### Stored entries
☆ ☆ ☆ ☆ ☆ ☆ ☆

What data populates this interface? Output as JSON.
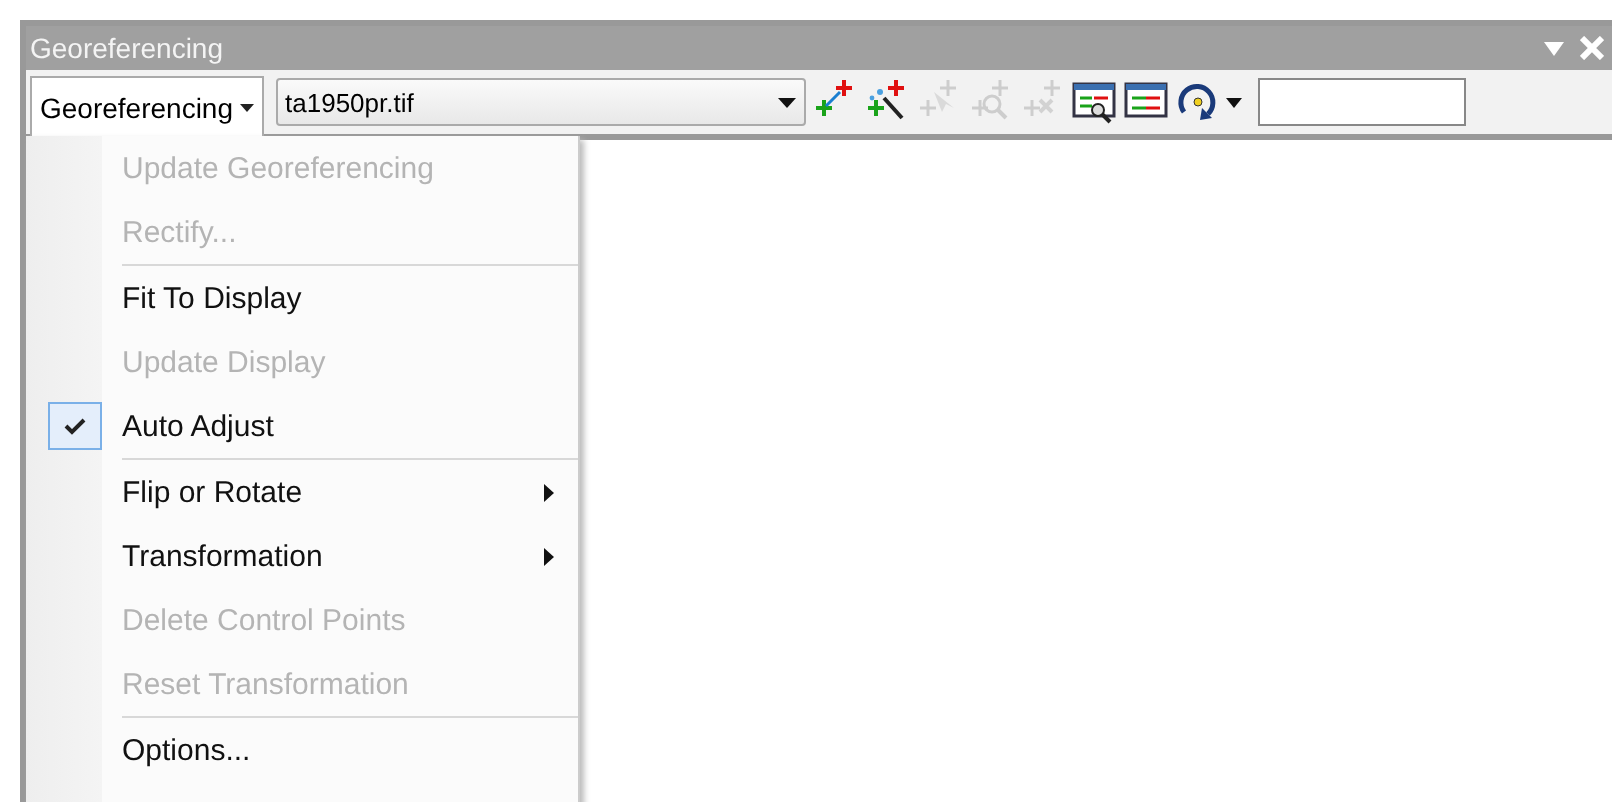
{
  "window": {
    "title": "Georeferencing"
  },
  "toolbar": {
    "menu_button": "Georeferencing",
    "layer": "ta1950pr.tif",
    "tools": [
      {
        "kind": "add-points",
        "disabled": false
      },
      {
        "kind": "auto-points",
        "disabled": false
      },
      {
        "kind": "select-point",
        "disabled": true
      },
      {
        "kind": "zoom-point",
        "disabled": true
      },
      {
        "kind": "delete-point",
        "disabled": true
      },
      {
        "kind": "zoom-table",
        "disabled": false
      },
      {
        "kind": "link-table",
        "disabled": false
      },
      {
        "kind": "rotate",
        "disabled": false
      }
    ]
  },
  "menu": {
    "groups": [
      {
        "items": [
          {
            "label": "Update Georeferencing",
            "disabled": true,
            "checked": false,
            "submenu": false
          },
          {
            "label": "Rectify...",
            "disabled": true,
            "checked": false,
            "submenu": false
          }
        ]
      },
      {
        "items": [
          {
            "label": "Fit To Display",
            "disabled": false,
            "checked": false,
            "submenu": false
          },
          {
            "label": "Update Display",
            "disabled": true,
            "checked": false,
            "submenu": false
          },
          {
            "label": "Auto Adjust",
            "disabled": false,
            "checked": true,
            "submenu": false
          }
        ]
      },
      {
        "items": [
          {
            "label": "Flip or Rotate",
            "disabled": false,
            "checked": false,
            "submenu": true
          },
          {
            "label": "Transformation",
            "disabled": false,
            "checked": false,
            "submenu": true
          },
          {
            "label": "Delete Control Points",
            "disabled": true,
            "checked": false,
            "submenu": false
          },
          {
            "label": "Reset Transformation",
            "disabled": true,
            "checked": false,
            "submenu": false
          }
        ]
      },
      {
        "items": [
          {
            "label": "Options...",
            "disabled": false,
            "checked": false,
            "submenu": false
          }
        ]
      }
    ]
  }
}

☆ ☆ ☆ ☆ ☆ ☆ ☆

### GIVEN EXERCISE
Reply with one number: the count of lines in the entries that include the word "Update".

### ANSWER TO THE PROBLEM
2